§ WORK TO COMPLETE
Keep only the lines where "торговыми" appears.

Records contained in a dataset:
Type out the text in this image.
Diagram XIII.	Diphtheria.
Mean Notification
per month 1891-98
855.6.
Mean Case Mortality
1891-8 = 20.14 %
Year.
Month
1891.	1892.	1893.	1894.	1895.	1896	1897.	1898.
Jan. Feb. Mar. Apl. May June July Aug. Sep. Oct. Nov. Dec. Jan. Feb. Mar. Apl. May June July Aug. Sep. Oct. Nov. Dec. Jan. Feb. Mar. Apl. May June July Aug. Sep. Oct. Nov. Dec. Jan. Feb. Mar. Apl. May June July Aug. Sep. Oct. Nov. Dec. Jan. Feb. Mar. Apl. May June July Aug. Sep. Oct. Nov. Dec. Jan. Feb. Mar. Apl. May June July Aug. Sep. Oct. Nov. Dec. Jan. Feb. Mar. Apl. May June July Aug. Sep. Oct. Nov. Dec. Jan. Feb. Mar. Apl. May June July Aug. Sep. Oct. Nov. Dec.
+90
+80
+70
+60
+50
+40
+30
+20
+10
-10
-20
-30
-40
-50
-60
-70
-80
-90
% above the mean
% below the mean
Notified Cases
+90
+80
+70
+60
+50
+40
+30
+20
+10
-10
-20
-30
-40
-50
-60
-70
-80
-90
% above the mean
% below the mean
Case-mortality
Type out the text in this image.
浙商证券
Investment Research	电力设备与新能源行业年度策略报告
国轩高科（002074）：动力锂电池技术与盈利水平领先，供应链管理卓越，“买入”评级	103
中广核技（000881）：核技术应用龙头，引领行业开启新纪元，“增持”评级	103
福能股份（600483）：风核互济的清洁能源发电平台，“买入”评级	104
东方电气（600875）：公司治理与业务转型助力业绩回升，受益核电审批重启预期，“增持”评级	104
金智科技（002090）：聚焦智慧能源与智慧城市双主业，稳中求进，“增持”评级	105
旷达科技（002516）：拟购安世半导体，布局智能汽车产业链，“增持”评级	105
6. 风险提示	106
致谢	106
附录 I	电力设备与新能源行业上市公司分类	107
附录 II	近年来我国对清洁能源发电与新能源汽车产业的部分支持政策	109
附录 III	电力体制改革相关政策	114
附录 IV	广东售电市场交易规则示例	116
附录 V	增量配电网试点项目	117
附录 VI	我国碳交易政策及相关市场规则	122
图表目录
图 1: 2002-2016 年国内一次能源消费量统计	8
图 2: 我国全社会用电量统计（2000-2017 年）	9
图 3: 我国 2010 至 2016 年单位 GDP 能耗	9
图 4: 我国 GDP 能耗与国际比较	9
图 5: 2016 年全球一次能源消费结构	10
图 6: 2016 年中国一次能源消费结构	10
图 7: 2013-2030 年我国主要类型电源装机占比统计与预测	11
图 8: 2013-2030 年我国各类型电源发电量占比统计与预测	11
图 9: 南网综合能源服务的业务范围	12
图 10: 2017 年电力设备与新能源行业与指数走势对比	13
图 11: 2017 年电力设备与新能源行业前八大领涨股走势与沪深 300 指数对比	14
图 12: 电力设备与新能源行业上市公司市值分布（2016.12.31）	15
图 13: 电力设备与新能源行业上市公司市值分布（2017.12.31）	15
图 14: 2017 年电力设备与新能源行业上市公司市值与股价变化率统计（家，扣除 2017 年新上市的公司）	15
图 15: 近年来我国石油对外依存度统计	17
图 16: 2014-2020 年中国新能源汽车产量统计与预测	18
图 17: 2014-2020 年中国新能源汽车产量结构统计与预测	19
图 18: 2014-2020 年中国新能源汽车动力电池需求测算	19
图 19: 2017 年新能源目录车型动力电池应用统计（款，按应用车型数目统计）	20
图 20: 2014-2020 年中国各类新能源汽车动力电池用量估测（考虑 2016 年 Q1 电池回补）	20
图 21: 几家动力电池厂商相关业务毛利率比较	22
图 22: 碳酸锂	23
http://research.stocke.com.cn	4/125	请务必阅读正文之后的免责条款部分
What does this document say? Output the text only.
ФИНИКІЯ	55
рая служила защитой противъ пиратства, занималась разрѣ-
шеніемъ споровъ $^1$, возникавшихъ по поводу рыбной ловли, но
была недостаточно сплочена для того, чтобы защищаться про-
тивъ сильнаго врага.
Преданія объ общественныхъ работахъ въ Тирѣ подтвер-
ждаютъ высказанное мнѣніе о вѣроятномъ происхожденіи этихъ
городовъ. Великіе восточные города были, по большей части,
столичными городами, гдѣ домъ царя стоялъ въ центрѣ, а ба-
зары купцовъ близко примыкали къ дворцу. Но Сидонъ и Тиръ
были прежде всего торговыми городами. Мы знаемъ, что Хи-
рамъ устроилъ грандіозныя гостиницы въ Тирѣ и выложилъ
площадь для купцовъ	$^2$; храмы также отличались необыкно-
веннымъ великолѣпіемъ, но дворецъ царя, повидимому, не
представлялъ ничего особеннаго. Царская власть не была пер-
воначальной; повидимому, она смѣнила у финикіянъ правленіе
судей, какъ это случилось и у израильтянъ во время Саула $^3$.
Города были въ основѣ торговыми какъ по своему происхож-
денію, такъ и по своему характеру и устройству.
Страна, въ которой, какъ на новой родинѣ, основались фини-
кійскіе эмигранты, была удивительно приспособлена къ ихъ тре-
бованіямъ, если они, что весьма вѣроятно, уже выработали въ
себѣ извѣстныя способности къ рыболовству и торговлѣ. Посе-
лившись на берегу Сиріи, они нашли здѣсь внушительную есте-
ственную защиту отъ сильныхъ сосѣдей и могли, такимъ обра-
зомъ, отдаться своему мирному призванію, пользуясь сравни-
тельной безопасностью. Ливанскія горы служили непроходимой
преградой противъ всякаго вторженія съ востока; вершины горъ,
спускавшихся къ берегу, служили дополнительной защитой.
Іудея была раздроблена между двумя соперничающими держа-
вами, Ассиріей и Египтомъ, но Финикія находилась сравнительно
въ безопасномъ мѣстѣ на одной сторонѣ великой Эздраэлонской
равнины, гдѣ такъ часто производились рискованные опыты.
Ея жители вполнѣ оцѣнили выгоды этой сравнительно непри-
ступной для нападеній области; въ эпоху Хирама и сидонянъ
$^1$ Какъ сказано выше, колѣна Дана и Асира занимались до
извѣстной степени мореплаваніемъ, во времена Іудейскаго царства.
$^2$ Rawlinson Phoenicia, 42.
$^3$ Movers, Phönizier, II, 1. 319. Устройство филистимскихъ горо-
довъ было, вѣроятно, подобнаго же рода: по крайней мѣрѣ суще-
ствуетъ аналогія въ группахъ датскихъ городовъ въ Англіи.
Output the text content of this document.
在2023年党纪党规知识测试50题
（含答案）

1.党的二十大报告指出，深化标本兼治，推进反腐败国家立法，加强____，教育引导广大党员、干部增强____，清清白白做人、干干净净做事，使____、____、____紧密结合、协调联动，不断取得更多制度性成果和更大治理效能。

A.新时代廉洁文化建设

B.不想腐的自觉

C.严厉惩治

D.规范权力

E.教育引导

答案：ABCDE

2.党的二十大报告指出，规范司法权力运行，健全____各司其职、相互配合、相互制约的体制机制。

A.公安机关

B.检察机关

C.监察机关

§ RESULT OF THIS TASK
были прежде всего торговыми городами. Мы знаемъ, что Хи-
Города были въ основѣ торговыми какъ по своему происхож-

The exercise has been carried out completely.